%%

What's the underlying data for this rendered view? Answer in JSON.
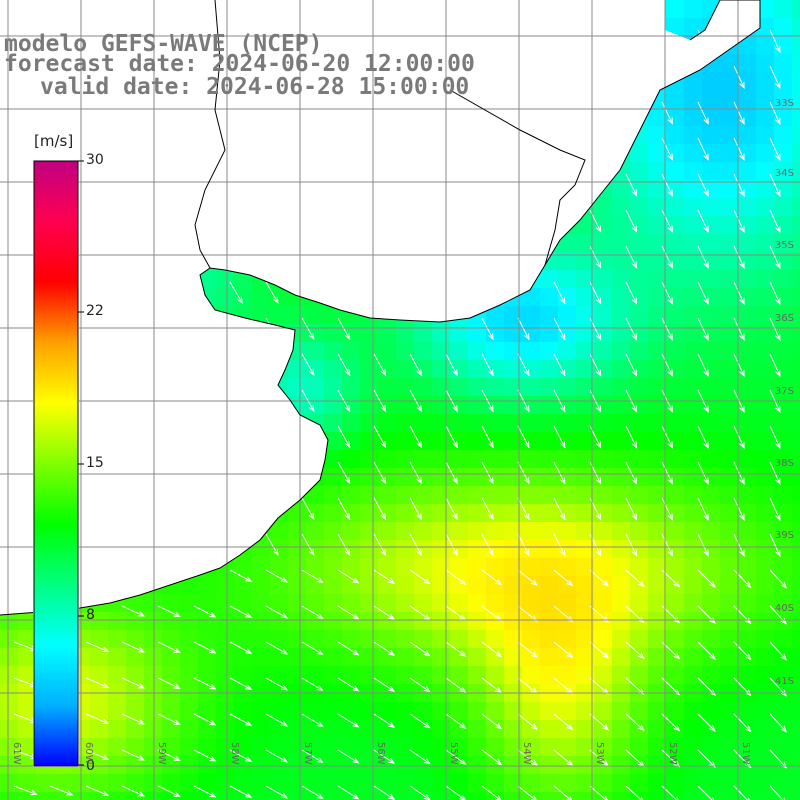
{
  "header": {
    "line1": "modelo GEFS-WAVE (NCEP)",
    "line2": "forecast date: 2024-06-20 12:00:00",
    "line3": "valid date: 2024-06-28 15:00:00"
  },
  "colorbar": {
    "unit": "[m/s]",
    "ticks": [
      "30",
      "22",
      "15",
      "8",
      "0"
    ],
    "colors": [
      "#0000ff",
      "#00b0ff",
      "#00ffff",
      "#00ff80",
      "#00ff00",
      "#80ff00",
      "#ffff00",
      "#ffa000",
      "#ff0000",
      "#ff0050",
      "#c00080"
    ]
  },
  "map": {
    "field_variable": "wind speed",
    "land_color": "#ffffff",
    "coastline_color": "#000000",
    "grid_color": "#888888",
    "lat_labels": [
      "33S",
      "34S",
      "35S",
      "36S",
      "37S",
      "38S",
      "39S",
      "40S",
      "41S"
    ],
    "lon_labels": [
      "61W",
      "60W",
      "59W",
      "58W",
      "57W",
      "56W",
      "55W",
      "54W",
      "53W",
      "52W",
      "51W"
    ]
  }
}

%%

▶ _What you are asked to do_: Exclude the pictures and transcribe all of the entries exactly.

▶ _Output of the task_:
What's the underlying data for this rendered view? Answer in JSON.
{
  "header": {
    "line1": "modelo GEFS-WAVE (NCEP)",
    "line2": "forecast date: 2024-06-20 12:00:00",
    "line3": "valid date: 2024-06-28 15:00:00"
  },
  "colorbar": {
    "unit": "[m/s]",
    "ticks": [
      "30",
      "22",
      "15",
      "8",
      "0"
    ],
    "colors": [
      "#0000ff",
      "#00b0ff",
      "#00ffff",
      "#00ff80",
      "#00ff00",
      "#80ff00",
      "#ffff00",
      "#ffa000",
      "#ff0000",
      "#ff0050",
      "#c00080"
    ]
  },
  "map": {
    "field_variable": "wind speed",
    "land_color": "#ffffff",
    "coastline_color": "#000000",
    "grid_color": "#888888",
    "lat_labels": [
      "33S",
      "34S",
      "35S",
      "36S",
      "37S",
      "38S",
      "39S",
      "40S",
      "41S"
    ],
    "lon_labels": [
      "61W",
      "60W",
      "59W",
      "58W",
      "57W",
      "56W",
      "55W",
      "54W",
      "53W",
      "52W",
      "51W"
    ]
  }
}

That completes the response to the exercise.